* [Raw records]:
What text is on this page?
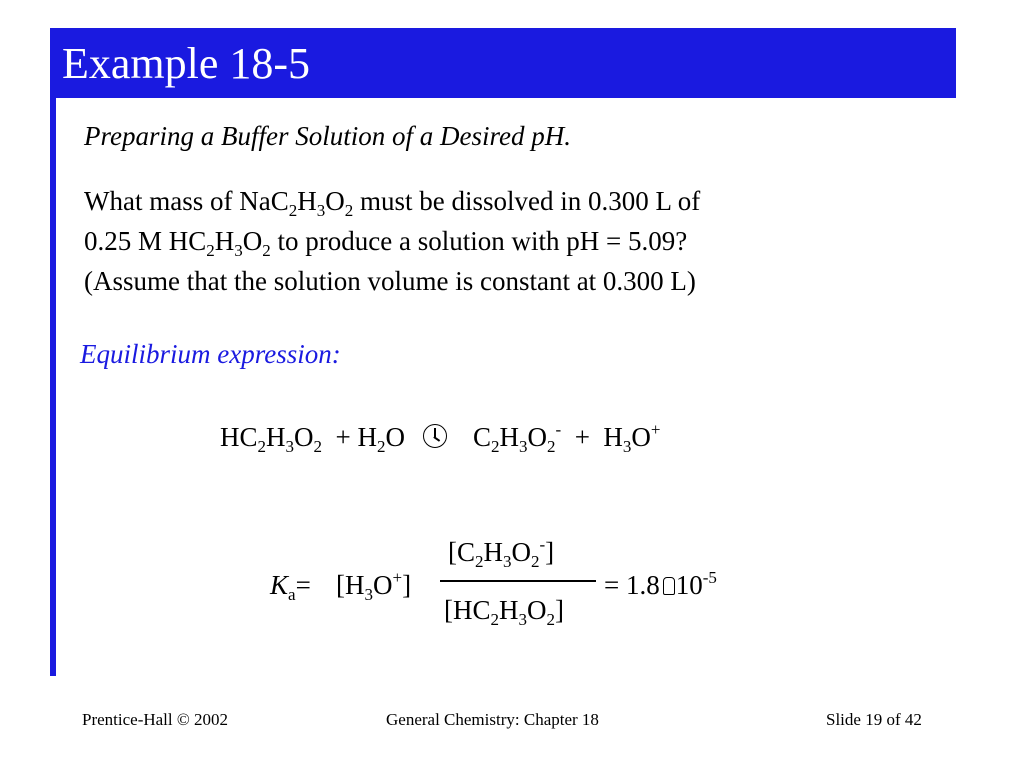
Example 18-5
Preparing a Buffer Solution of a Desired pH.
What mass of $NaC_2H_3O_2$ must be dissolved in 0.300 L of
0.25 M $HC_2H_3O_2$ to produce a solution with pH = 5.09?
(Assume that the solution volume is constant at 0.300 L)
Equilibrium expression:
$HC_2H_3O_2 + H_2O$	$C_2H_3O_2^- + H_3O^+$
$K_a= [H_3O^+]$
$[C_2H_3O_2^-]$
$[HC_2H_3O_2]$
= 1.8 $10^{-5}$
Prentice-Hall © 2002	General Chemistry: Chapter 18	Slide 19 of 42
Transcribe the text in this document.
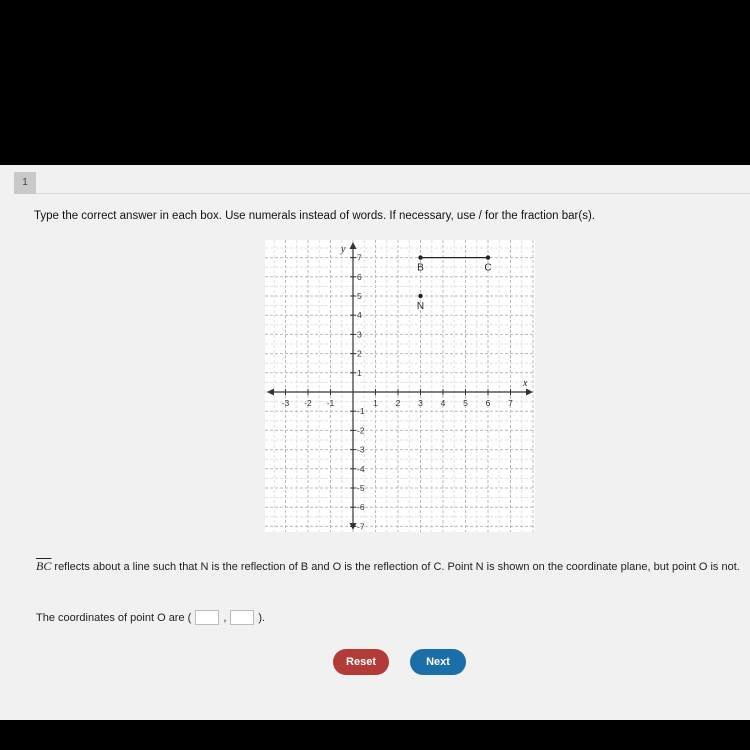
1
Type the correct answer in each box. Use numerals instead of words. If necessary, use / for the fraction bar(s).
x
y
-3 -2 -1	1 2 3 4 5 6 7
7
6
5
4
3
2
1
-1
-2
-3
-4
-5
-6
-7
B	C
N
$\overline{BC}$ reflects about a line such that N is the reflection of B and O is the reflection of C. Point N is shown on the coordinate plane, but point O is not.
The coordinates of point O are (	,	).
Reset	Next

* [Problem description]: Write the records out once more, exactly as they appear, with no pictures.

* [Output for this exercise]:
What text is on this page?
Example 18-5
Preparing a Buffer Solution of a Desired pH.
What mass of $NaC_2H_3O_2$ must be dissolved in 0.300 L of
0.25 M $HC_2H_3O_2$ to produce a solution with pH = 5.09?
(Assume that the solution volume is constant at 0.300 L)
Equilibrium expression:
$HC_2H_3O_2 + H_2O$	$C_2H_3O_2^- + H_3O^+$
$K_a= [H_3O^+]$
$[C_2H_3O_2^-]$
$[HC_2H_3O_2]$
= 1.8 $10^{-5}$
Prentice-Hall © 2002	General Chemistry: Chapter 18	Slide 19 of 42
Transcribe the text in this document.
1
Type the correct answer in each box. Use numerals instead of words. If necessary, use / for the fraction bar(s).
x
y
-3 -2 -1	1 2 3 4 5 6 7
7
6
5
4
3
2
1
-1
-2
-3
-4
-5
-6
-7
B	C
N
$\overline{BC}$ reflects about a line such that N is the reflection of B and O is the reflection of C. Point N is shown on the coordinate plane, but point O is not.
The coordinates of point O are (	,	).
Reset	Next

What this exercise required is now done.